**Work required**
Output all lines exactly, with nothing added or dropped.

# Start of Material supplied

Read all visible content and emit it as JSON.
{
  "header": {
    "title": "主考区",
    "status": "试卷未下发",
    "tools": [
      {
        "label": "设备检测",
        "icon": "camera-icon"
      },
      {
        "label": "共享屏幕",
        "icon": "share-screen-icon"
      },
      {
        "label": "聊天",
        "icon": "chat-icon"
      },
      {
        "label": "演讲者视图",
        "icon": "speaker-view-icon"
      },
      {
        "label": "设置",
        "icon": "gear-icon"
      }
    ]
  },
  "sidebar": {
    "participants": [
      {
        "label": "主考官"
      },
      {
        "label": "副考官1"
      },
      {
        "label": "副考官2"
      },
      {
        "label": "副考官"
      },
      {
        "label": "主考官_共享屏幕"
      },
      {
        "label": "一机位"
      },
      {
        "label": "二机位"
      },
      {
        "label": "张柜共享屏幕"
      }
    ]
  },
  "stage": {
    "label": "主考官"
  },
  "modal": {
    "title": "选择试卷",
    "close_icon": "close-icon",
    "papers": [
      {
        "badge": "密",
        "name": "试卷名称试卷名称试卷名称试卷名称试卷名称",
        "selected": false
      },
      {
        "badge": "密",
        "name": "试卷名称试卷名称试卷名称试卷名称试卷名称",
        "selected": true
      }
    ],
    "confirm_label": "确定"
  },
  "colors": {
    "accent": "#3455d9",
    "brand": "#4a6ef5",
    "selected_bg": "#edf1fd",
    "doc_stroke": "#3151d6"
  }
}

# End of Material supplied

**Response to the task**
Read all visible content and emit it as JSON.
{
  "header": {
    "title": "主考区",
    "status": "试卷未下发",
    "tools": [
      {
        "label": "设备检测",
        "icon": "camera-icon"
      },
      {
        "label": "共享屏幕",
        "icon": "share-screen-icon"
      },
      {
        "label": "聊天",
        "icon": "chat-icon"
      },
      {
        "label": "演讲者视图",
        "icon": "speaker-view-icon"
      },
      {
        "label": "设置",
        "icon": "gear-icon"
      }
    ]
  },
  "sidebar": {
    "participants": [
      {
        "label": "主考官"
      },
      {
        "label": "副考官1"
      },
      {
        "label": "副考官2"
      },
      {
        "label": "副考官"
      },
      {
        "label": "主考官_共享屏幕"
      },
      {
        "label": "一机位"
      },
      {
        "label": "二机位"
      },
      {
        "label": "张柜共享屏幕"
      }
    ]
  },
  "stage": {
    "label": "主考官"
  },
  "modal": {
    "title": "选择试卷",
    "close_icon": "close-icon",
    "papers": [
      {
        "badge": "密",
        "name": "试卷名称试卷名称试卷名称试卷名称试卷名称",
        "selected": false
      },
      {
        "badge": "密",
        "name": "试卷名称试卷名称试卷名称试卷名称试卷名称",
        "selected": true
      }
    ],
    "confirm_label": "确定"
  },
  "colors": {
    "accent": "#3455d9",
    "brand": "#4a6ef5",
    "selected_bg": "#edf1fd",
    "doc_stroke": "#3151d6"
  }
}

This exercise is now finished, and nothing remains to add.